• Written task:
Your task is to transcribe the data in full.

Items from a data source
— Start —

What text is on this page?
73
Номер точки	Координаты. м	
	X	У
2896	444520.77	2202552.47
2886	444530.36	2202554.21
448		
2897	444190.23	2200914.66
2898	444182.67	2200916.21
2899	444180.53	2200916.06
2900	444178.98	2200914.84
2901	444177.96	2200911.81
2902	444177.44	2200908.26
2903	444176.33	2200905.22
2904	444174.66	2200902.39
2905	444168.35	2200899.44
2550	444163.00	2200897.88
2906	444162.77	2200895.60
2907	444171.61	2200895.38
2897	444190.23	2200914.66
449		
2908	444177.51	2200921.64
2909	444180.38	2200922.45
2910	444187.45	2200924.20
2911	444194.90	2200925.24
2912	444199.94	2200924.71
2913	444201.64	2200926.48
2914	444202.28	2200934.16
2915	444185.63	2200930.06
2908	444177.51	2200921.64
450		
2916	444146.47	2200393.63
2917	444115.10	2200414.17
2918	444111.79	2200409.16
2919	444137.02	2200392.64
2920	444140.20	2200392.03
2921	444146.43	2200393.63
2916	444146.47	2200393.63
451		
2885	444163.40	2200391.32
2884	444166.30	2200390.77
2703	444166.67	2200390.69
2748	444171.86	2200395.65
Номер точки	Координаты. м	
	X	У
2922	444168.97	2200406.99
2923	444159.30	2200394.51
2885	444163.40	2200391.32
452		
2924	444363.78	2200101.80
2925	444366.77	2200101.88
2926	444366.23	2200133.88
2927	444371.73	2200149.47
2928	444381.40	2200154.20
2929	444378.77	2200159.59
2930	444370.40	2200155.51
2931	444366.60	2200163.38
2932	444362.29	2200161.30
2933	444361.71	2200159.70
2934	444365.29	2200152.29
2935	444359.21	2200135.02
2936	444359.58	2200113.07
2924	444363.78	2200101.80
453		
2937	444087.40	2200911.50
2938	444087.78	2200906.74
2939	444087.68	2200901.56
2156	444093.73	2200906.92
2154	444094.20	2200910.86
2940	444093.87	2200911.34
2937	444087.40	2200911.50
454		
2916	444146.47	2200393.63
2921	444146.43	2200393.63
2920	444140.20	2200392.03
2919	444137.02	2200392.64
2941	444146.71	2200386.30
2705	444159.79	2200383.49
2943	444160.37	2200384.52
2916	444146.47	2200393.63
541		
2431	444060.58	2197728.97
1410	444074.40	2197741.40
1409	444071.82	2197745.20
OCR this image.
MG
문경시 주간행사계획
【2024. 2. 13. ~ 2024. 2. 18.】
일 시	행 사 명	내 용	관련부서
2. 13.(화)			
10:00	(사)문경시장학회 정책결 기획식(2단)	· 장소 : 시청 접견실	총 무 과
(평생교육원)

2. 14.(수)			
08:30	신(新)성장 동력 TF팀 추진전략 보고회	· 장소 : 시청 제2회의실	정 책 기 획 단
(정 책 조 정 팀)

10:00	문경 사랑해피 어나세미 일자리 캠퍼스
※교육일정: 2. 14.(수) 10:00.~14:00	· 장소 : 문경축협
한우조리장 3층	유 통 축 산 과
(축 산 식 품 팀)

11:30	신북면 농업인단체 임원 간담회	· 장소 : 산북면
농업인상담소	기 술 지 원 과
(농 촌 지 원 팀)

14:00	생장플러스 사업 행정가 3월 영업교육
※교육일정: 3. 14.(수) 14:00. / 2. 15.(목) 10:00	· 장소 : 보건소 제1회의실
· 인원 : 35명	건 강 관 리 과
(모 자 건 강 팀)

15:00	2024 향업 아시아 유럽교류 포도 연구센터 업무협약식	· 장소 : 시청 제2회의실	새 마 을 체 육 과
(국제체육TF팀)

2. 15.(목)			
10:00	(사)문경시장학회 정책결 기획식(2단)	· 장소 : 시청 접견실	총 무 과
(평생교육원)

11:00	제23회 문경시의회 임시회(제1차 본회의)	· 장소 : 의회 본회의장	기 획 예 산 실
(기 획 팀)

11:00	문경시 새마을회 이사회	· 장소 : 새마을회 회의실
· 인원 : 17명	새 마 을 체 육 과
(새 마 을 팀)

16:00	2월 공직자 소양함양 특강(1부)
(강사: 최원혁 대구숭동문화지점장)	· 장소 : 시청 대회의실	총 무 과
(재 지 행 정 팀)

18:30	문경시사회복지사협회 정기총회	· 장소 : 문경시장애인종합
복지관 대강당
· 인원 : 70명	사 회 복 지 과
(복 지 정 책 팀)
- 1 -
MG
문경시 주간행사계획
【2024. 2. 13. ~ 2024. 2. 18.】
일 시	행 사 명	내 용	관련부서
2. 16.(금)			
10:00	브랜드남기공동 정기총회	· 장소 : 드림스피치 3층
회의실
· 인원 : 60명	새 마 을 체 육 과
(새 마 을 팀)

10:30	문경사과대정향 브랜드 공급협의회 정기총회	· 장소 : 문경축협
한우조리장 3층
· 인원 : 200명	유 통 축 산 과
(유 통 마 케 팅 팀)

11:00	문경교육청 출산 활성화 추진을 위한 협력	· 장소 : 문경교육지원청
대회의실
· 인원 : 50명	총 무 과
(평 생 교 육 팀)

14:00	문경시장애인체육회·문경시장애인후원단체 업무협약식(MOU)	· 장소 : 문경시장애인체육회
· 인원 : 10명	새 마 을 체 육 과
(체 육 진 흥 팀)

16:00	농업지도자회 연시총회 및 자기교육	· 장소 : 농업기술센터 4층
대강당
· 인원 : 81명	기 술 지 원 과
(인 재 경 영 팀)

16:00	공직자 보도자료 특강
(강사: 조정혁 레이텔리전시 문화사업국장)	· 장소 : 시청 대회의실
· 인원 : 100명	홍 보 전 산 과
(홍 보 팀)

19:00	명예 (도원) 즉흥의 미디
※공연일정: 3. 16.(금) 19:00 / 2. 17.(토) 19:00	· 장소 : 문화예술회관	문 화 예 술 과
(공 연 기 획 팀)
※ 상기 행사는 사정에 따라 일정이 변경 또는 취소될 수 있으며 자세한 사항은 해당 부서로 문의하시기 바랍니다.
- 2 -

— End —

• Result for this task:
What text is on this page?
73
Номер точки	Координаты. м	
	X	У
2896	444520.77	2202552.47
2886	444530.36	2202554.21
448		
2897	444190.23	2200914.66
2898	444182.67	2200916.21
2899	444180.53	2200916.06
2900	444178.98	2200914.84
2901	444177.96	2200911.81
2902	444177.44	2200908.26
2903	444176.33	2200905.22
2904	444174.66	2200902.39
2905	444168.35	2200899.44
2550	444163.00	2200897.88
2906	444162.77	2200895.60
2907	444171.61	2200895.38
2897	444190.23	2200914.66
449		
2908	444177.51	2200921.64
2909	444180.38	2200922.45
2910	444187.45	2200924.20
2911	444194.90	2200925.24
2912	444199.94	2200924.71
2913	444201.64	2200926.48
2914	444202.28	2200934.16
2915	444185.63	2200930.06
2908	444177.51	2200921.64
450		
2916	444146.47	2200393.63
2917	444115.10	2200414.17
2918	444111.79	2200409.16
2919	444137.02	2200392.64
2920	444140.20	2200392.03
2921	444146.43	2200393.63
2916	444146.47	2200393.63
451		
2885	444163.40	2200391.32
2884	444166.30	2200390.77
2703	444166.67	2200390.69
2748	444171.86	2200395.65
Номер точки	Координаты. м	
	X	У
2922	444168.97	2200406.99
2923	444159.30	2200394.51
2885	444163.40	2200391.32
452		
2924	444363.78	2200101.80
2925	444366.77	2200101.88
2926	444366.23	2200133.88
2927	444371.73	2200149.47
2928	444381.40	2200154.20
2929	444378.77	2200159.59
2930	444370.40	2200155.51
2931	444366.60	2200163.38
2932	444362.29	2200161.30
2933	444361.71	2200159.70
2934	444365.29	2200152.29
2935	444359.21	2200135.02
2936	444359.58	2200113.07
2924	444363.78	2200101.80
453		
2937	444087.40	2200911.50
2938	444087.78	2200906.74
2939	444087.68	2200901.56
2156	444093.73	2200906.92
2154	444094.20	2200910.86
2940	444093.87	2200911.34
2937	444087.40	2200911.50
454		
2916	444146.47	2200393.63
2921	444146.43	2200393.63
2920	444140.20	2200392.03
2919	444137.02	2200392.64
2941	444146.71	2200386.30
2705	444159.79	2200383.49
2943	444160.37	2200384.52
2916	444146.47	2200393.63
541		
2431	444060.58	2197728.97
1410	444074.40	2197741.40
1409	444071.82	2197745.20
OCR this image.
MG
문경시 주간행사계획
【2024. 2. 13. ~ 2024. 2. 18.】
일 시	행 사 명	내 용	관련부서
2. 13.(화)			
10:00	(사)문경시장학회 정책결 기획식(2단)	· 장소 : 시청 접견실	총 무 과
(평생교육원)

2. 14.(수)			
08:30	신(新)성장 동력 TF팀 추진전략 보고회	· 장소 : 시청 제2회의실	정 책 기 획 단
(정 책 조 정 팀)

10:00	문경 사랑해피 어나세미 일자리 캠퍼스
※교육일정: 2. 14.(수) 10:00.~14:00	· 장소 : 문경축협
한우조리장 3층	유 통 축 산 과
(축 산 식 품 팀)

11:30	신북면 농업인단체 임원 간담회	· 장소 : 산북면
농업인상담소	기 술 지 원 과
(농 촌 지 원 팀)

14:00	생장플러스 사업 행정가 3월 영업교육
※교육일정: 3. 14.(수) 14:00. / 2. 15.(목) 10:00	· 장소 : 보건소 제1회의실
· 인원 : 35명	건 강 관 리 과
(모 자 건 강 팀)

15:00	2024 향업 아시아 유럽교류 포도 연구센터 업무협약식	· 장소 : 시청 제2회의실	새 마 을 체 육 과
(국제체육TF팀)

2. 15.(목)			
10:00	(사)문경시장학회 정책결 기획식(2단)	· 장소 : 시청 접견실	총 무 과
(평생교육원)

11:00	제23회 문경시의회 임시회(제1차 본회의)	· 장소 : 의회 본회의장	기 획 예 산 실
(기 획 팀)

11:00	문경시 새마을회 이사회	· 장소 : 새마을회 회의실
· 인원 : 17명	새 마 을 체 육 과
(새 마 을 팀)

16:00	2월 공직자 소양함양 특강(1부)
(강사: 최원혁 대구숭동문화지점장)	· 장소 : 시청 대회의실	총 무 과
(재 지 행 정 팀)

18:30	문경시사회복지사협회 정기총회	· 장소 : 문경시장애인종합
복지관 대강당
· 인원 : 70명	사 회 복 지 과
(복 지 정 책 팀)
- 1 -
MG
문경시 주간행사계획
【2024. 2. 13. ~ 2024. 2. 18.】
일 시	행 사 명	내 용	관련부서
2. 16.(금)			
10:00	브랜드남기공동 정기총회	· 장소 : 드림스피치 3층
회의실
· 인원 : 60명	새 마 을 체 육 과
(새 마 을 팀)

10:30	문경사과대정향 브랜드 공급협의회 정기총회	· 장소 : 문경축협
한우조리장 3층
· 인원 : 200명	유 통 축 산 과
(유 통 마 케 팅 팀)

11:00	문경교육청 출산 활성화 추진을 위한 협력	· 장소 : 문경교육지원청
대회의실
· 인원 : 50명	총 무 과
(평 생 교 육 팀)

14:00	문경시장애인체육회·문경시장애인후원단체 업무협약식(MOU)	· 장소 : 문경시장애인체육회
· 인원 : 10명	새 마 을 체 육 과
(체 육 진 흥 팀)

16:00	농업지도자회 연시총회 및 자기교육	· 장소 : 농업기술센터 4층
대강당
· 인원 : 81명	기 술 지 원 과
(인 재 경 영 팀)

16:00	공직자 보도자료 특강
(강사: 조정혁 레이텔리전시 문화사업국장)	· 장소 : 시청 대회의실
· 인원 : 100명	홍 보 전 산 과
(홍 보 팀)

19:00	명예 (도원) 즉흥의 미디
※공연일정: 3. 16.(금) 19:00 / 2. 17.(토) 19:00	· 장소 : 문화예술회관	문 화 예 술 과
(공 연 기 획 팀)
※ 상기 행사는 사정에 따라 일정이 변경 또는 취소될 수 있으며 자세한 사항은 해당 부서로 문의하시기 바랍니다.
- 2 -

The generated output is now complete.